» **Task directions**: Go through the material and write it all out exactly, minus the pictures.

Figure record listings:
▬▬▬▬▬▬
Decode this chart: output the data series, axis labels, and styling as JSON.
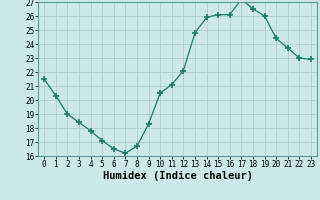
{
  "x": [
    0,
    1,
    2,
    3,
    4,
    5,
    6,
    7,
    8,
    9,
    10,
    11,
    12,
    13,
    14,
    15,
    16,
    17,
    18,
    19,
    20,
    21,
    22,
    23
  ],
  "y": [
    21.5,
    20.3,
    19.0,
    18.4,
    17.8,
    17.1,
    16.5,
    16.2,
    16.7,
    18.3,
    20.5,
    21.1,
    22.1,
    24.8,
    25.9,
    26.1,
    26.1,
    27.2,
    26.5,
    26.0,
    24.4,
    23.7,
    23.0,
    22.9
  ],
  "line_color": "#1a7a6e",
  "marker": "+",
  "marker_size": 4,
  "bg_color": "#cce8e8",
  "grid_color": "#b0cccc",
  "xlabel": "Humidex (Indice chaleur)",
  "ylim": [
    16,
    27
  ],
  "yticks": [
    16,
    17,
    18,
    19,
    20,
    21,
    22,
    23,
    24,
    25,
    26,
    27
  ],
  "xticks": [
    0,
    1,
    2,
    3,
    4,
    5,
    6,
    7,
    8,
    9,
    10,
    11,
    12,
    13,
    14,
    15,
    16,
    17,
    18,
    19,
    20,
    21,
    22,
    23
  ],
  "tick_label_fontsize": 5.5,
  "xlabel_fontsize": 7.5
}
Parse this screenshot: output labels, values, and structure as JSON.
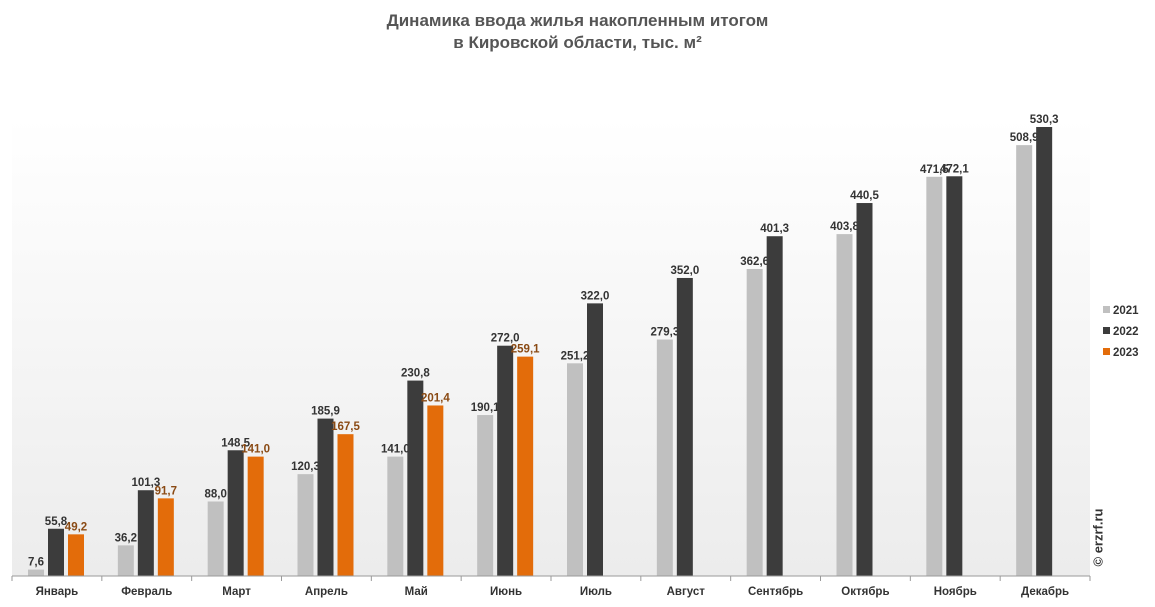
▬▬▬▬▬▬
» **Solution for this exercise**:
Decode this chart: output the data series, axis labels, and styling as JSON.
{
  "x": [
    0,
    1,
    2,
    3,
    4,
    5,
    6,
    7,
    8,
    9,
    10,
    11,
    12,
    13,
    14,
    15,
    16,
    17,
    18,
    19,
    20,
    21,
    22,
    23
  ],
  "y": [
    21.5,
    20.3,
    19.0,
    18.4,
    17.8,
    17.1,
    16.5,
    16.2,
    16.7,
    18.3,
    20.5,
    21.1,
    22.1,
    24.8,
    25.9,
    26.1,
    26.1,
    27.2,
    26.5,
    26.0,
    24.4,
    23.7,
    23.0,
    22.9
  ],
  "line_color": "#1a7a6e",
  "marker": "+",
  "marker_size": 4,
  "bg_color": "#cce8e8",
  "grid_color": "#b0cccc",
  "xlabel": "Humidex (Indice chaleur)",
  "ylim": [
    16,
    27
  ],
  "yticks": [
    16,
    17,
    18,
    19,
    20,
    21,
    22,
    23,
    24,
    25,
    26,
    27
  ],
  "xticks": [
    0,
    1,
    2,
    3,
    4,
    5,
    6,
    7,
    8,
    9,
    10,
    11,
    12,
    13,
    14,
    15,
    16,
    17,
    18,
    19,
    20,
    21,
    22,
    23
  ],
  "tick_label_fontsize": 5.5,
  "xlabel_fontsize": 7.5
}
Parse this screenshot: output labels, values, and structure as JSON.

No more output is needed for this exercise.